■ DIRECTIONS FOR THIS TASK
In the text on TNF-α and tumor growth, what happens to the immunogenic rat colon tumors (REG) in immunocompetent untreated rats?

-- TEXT UNDER STUDY follows --

The inhibition of TNF-α anti-tumoral properties by blocking antibodies promotes tumor growth in a rat model

Tumor necrosis factor (TNF) antagonists represent a milestone in the therapy of autoimmune conditions. Anti-TNF antibodies have been approved for clinical use and during the last eight years thousands of patients have been treated. However, the long-term sequelae of anti-TNF agents in promoting carcinogenesis remain unclear. This study sought to define the role of intra-tumor TNF-α production on cancer cell progression and to determine whether TNF-α antibodies can suppress anti-tumoral immunity. Using an experimental animal tumor model we demonstrate that anti-TNF-α antibodies hinder anti-tumor immune responses and promote growth of immunogenic rat colon tumors (REG) that are always rejected by immunocompetent untreated rats. The major role of TNF-α in the anti-tumoral immune response was confirmed by transfecting progressive and tolerogenic rat colon tumor cells (PRO) with the TNF-α gene. PRO tumor cells secreting TNF-α induce tumor-infiltrating dendritic cell (DC) activation. This triggers a potent immune response leading to tumor rejection and long-lasting immunity. Therefore, the prominent role of TNF-α in anti-tumoral immune responses underscores the need for caution and close surveillance following the administration of TNF inhibitors.

-- TEXT UNDER STUDY concluded --
-- EXTRACTED RECORDS follows --

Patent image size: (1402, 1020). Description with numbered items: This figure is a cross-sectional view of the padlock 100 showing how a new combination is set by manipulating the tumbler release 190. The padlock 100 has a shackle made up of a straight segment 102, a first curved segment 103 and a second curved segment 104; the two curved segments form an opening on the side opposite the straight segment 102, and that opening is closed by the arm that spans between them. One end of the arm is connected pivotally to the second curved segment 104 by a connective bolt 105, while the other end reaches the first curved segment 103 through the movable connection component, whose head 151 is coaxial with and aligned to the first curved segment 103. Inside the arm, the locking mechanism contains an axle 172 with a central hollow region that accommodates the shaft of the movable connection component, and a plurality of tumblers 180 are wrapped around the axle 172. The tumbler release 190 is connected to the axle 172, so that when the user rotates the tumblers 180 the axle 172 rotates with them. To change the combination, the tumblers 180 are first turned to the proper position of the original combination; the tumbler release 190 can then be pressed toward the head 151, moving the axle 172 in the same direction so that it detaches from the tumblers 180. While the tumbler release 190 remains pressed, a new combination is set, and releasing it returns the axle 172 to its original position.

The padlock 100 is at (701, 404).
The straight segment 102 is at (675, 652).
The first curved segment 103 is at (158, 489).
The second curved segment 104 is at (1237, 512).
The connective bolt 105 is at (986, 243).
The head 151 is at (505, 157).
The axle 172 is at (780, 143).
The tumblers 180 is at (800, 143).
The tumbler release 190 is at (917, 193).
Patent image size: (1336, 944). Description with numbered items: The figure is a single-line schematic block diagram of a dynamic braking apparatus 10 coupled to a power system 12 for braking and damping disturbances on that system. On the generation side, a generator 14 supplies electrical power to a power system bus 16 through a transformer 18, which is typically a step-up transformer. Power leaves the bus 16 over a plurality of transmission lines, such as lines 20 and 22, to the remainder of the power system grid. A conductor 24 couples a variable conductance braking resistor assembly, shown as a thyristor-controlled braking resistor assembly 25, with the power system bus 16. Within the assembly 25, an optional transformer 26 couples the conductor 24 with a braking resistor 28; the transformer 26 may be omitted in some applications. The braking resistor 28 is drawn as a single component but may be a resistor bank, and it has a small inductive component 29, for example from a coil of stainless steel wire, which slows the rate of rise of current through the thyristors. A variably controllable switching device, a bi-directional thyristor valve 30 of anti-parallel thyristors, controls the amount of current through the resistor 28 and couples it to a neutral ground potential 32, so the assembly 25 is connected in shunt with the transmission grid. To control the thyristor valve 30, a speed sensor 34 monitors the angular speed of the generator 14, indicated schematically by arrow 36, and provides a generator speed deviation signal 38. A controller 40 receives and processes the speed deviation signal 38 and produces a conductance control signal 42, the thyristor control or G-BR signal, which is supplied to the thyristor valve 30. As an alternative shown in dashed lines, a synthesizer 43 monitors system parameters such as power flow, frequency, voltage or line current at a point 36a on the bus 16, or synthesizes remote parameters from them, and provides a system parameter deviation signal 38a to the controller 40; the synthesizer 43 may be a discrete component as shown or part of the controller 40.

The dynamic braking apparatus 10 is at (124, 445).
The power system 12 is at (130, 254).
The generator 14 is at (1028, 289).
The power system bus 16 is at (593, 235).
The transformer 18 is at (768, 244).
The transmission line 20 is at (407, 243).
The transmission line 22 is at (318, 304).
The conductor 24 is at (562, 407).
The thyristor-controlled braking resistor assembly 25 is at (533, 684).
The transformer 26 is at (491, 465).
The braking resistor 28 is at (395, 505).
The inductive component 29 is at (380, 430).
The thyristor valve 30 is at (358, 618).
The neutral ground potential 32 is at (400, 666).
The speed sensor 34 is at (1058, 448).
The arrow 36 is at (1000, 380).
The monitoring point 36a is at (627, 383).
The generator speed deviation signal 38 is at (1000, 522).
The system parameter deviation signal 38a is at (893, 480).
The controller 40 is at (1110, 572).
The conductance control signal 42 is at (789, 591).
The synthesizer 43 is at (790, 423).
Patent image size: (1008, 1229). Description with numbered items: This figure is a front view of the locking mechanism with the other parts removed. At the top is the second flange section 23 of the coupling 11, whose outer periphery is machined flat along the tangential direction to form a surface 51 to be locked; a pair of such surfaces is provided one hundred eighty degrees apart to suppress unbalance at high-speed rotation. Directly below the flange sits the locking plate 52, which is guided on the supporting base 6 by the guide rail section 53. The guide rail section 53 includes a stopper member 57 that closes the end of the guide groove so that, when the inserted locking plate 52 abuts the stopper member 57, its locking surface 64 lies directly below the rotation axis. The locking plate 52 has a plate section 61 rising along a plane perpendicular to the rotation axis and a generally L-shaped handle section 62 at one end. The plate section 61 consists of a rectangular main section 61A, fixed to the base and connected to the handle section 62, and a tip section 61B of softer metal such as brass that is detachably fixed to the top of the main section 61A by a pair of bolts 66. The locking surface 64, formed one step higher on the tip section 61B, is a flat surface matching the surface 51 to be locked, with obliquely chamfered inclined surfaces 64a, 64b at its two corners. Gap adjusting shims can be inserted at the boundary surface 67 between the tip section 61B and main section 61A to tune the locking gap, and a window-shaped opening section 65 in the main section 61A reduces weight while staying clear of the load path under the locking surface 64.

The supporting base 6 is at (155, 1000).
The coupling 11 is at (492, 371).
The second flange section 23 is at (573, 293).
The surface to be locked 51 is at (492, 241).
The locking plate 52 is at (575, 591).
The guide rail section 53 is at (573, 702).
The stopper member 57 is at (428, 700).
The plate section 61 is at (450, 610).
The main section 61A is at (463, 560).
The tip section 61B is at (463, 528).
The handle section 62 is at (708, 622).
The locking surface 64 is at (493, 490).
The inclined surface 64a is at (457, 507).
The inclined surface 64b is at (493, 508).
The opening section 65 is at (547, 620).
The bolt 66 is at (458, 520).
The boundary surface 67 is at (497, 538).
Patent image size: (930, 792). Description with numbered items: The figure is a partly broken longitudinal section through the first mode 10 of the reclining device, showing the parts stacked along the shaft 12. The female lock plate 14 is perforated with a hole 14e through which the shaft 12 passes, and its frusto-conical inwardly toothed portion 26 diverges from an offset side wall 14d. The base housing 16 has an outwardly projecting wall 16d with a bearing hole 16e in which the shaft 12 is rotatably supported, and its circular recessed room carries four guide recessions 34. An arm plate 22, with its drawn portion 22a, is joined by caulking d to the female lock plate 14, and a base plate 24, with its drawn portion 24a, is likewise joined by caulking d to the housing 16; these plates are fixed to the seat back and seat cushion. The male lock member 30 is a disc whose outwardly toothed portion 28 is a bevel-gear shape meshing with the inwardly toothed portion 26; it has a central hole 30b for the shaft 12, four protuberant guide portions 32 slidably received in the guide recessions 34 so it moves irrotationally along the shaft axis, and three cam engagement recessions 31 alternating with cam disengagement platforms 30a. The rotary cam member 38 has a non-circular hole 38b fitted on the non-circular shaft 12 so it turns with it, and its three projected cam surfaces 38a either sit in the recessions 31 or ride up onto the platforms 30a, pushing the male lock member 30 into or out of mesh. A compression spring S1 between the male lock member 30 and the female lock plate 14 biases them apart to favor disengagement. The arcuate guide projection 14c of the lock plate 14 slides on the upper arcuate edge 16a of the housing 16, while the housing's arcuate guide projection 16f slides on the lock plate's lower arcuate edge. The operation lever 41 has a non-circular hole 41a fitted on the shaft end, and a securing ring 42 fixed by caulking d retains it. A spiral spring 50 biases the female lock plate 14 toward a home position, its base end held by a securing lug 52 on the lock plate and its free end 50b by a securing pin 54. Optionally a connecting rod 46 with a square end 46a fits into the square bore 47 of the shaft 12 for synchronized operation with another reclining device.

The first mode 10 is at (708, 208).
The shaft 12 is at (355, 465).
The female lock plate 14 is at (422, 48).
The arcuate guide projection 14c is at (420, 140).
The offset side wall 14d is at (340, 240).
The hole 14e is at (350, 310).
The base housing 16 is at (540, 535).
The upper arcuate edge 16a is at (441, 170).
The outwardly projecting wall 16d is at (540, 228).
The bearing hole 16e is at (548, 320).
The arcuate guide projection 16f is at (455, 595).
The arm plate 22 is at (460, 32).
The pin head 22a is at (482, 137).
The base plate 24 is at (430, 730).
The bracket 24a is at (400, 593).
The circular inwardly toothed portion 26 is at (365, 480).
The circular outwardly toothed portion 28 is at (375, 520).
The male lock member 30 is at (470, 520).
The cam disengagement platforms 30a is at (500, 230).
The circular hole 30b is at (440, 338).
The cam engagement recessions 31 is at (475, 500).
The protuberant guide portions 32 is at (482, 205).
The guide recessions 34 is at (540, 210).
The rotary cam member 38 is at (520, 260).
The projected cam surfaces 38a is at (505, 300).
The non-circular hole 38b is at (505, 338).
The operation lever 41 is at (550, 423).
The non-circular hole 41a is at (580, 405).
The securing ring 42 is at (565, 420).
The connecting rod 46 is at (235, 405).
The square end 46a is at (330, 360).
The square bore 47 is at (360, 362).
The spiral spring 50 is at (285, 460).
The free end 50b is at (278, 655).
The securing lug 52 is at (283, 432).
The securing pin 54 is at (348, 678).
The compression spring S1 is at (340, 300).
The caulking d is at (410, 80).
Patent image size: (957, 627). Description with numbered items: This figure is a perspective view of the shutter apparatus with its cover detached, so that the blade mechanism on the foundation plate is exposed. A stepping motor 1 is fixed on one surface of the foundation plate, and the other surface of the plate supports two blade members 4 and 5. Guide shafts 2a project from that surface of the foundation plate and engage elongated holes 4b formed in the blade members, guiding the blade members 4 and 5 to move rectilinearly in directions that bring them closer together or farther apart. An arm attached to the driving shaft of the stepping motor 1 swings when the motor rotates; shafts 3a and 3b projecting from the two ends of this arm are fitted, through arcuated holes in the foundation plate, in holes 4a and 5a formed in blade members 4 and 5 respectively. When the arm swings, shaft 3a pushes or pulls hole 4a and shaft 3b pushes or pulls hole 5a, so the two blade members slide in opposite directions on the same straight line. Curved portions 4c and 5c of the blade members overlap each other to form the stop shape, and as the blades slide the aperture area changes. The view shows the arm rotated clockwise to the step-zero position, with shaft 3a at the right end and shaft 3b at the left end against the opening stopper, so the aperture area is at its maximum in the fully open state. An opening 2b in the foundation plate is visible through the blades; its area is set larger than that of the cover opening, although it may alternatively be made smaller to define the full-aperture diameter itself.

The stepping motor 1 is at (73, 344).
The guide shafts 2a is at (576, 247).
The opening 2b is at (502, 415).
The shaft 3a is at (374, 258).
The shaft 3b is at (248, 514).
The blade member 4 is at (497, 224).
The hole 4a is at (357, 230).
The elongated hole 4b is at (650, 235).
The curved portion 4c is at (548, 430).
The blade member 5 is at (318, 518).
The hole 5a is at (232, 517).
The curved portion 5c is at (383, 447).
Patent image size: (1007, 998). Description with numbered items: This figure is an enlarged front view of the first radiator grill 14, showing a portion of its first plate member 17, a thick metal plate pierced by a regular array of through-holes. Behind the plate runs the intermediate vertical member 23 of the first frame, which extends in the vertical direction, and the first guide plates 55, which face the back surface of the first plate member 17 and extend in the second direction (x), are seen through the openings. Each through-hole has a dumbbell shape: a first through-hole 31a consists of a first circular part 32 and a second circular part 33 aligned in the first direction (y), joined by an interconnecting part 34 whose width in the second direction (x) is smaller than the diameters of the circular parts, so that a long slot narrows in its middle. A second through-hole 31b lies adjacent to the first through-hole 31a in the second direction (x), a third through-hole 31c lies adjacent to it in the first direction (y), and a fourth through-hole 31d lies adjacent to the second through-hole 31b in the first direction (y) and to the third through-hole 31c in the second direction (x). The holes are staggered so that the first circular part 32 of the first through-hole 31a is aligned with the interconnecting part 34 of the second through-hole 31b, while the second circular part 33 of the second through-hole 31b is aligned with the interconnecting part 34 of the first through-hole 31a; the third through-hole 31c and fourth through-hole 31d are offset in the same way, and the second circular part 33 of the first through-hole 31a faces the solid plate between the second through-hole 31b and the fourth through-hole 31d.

-- EXTRACTED RECORDS concluded --

■ SOLUTION TO THE PROBLEM
They are always rejected.